- **What the exercise asks**
Check every line of the material below for the string "TradingView", and return the ones that have it.

##### Records shown #####

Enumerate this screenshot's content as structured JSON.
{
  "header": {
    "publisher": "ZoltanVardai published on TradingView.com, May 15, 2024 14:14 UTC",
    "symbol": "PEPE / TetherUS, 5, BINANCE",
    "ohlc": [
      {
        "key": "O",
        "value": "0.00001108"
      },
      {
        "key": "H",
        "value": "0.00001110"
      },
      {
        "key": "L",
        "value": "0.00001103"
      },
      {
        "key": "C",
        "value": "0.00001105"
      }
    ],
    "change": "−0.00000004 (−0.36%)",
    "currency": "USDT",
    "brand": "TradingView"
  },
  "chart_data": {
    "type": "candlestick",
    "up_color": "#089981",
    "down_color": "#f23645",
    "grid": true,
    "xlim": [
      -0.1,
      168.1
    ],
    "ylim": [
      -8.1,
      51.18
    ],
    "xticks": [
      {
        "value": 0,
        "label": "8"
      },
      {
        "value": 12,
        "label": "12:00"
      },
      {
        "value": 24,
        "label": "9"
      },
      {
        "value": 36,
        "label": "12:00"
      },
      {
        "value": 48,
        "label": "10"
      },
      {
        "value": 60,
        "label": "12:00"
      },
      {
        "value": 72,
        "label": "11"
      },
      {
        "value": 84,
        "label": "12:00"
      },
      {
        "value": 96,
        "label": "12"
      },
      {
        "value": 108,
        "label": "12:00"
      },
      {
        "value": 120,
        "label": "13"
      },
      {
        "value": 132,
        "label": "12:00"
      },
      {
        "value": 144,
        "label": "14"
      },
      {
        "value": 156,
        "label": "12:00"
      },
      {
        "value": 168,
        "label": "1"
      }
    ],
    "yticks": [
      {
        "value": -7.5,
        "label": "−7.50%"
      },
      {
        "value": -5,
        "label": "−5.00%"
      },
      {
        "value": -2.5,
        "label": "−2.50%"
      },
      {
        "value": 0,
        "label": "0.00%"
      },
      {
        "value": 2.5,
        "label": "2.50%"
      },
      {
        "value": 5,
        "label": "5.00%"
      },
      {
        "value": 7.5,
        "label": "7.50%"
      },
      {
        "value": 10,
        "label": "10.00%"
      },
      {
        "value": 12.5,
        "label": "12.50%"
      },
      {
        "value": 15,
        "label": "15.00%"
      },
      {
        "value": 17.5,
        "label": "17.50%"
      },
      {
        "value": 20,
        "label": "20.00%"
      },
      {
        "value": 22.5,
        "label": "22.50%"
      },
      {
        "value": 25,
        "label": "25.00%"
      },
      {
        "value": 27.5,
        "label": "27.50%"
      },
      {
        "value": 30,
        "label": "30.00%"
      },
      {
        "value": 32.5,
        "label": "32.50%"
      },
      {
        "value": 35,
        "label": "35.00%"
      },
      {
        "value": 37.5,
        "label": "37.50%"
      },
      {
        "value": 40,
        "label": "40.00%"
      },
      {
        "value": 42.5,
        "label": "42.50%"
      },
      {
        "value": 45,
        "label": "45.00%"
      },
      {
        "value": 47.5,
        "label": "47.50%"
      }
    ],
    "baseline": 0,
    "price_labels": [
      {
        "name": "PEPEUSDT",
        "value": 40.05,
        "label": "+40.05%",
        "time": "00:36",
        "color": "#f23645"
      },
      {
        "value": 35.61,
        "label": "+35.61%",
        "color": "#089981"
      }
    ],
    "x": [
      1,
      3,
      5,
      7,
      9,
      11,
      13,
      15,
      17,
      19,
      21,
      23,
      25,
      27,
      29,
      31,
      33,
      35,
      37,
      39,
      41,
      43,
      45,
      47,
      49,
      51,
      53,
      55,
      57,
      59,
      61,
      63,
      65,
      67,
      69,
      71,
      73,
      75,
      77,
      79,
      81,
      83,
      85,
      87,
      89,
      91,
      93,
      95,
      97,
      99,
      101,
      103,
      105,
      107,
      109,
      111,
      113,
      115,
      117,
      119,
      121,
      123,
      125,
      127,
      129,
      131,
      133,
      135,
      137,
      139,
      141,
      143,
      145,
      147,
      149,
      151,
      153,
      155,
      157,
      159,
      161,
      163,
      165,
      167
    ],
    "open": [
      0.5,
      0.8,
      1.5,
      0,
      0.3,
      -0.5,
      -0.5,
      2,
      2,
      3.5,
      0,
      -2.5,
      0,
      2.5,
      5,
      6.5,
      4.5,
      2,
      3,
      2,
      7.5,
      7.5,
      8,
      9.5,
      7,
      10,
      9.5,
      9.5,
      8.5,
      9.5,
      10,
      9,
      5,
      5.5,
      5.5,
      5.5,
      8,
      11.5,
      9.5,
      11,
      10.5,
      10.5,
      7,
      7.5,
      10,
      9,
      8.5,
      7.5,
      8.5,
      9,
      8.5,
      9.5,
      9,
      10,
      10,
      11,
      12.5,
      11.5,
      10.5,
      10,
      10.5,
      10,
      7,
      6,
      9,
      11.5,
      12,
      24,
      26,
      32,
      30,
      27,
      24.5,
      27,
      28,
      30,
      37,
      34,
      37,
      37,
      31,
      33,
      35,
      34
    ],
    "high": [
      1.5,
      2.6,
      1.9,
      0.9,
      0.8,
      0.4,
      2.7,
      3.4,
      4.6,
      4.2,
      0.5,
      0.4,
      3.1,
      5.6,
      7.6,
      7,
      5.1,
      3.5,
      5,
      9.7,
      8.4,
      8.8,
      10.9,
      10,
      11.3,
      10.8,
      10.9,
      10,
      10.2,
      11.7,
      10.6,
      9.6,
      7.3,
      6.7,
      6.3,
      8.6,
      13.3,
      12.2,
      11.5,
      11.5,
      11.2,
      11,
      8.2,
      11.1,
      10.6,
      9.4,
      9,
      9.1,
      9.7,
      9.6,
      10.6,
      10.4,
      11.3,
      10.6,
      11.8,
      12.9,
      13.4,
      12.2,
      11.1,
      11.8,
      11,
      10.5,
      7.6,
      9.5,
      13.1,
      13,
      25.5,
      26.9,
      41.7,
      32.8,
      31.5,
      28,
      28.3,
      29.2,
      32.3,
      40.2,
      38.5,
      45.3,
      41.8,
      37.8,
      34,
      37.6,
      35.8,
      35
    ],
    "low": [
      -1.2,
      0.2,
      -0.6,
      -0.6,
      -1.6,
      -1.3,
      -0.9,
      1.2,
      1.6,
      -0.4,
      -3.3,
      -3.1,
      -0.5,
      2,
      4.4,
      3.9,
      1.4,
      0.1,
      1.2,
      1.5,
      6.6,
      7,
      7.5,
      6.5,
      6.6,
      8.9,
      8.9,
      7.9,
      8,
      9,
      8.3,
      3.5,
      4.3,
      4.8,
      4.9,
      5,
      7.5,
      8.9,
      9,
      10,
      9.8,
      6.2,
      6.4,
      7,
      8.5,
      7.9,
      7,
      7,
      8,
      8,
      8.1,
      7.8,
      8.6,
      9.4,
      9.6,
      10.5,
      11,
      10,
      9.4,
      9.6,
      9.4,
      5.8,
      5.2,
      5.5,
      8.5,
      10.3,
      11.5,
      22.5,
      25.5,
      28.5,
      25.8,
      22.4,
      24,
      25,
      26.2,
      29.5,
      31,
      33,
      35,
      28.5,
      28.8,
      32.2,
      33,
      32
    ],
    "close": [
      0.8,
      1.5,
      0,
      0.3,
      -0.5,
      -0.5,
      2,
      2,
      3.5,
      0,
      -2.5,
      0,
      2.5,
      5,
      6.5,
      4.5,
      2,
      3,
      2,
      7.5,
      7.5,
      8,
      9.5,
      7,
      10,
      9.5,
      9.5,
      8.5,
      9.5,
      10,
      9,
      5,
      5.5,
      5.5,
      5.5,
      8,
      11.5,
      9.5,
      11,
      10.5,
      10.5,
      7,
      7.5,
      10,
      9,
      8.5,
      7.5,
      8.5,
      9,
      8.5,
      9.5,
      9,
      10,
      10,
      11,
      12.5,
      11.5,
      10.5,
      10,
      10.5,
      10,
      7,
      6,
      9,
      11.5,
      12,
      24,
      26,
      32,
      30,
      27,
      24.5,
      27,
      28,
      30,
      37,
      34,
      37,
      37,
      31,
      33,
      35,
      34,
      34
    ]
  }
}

#####

- **Problem solution**
    "publisher": "ZoltanVardai published on TradingView.com, May 15, 2024 14:14 UTC",
    "brand": "TradingView"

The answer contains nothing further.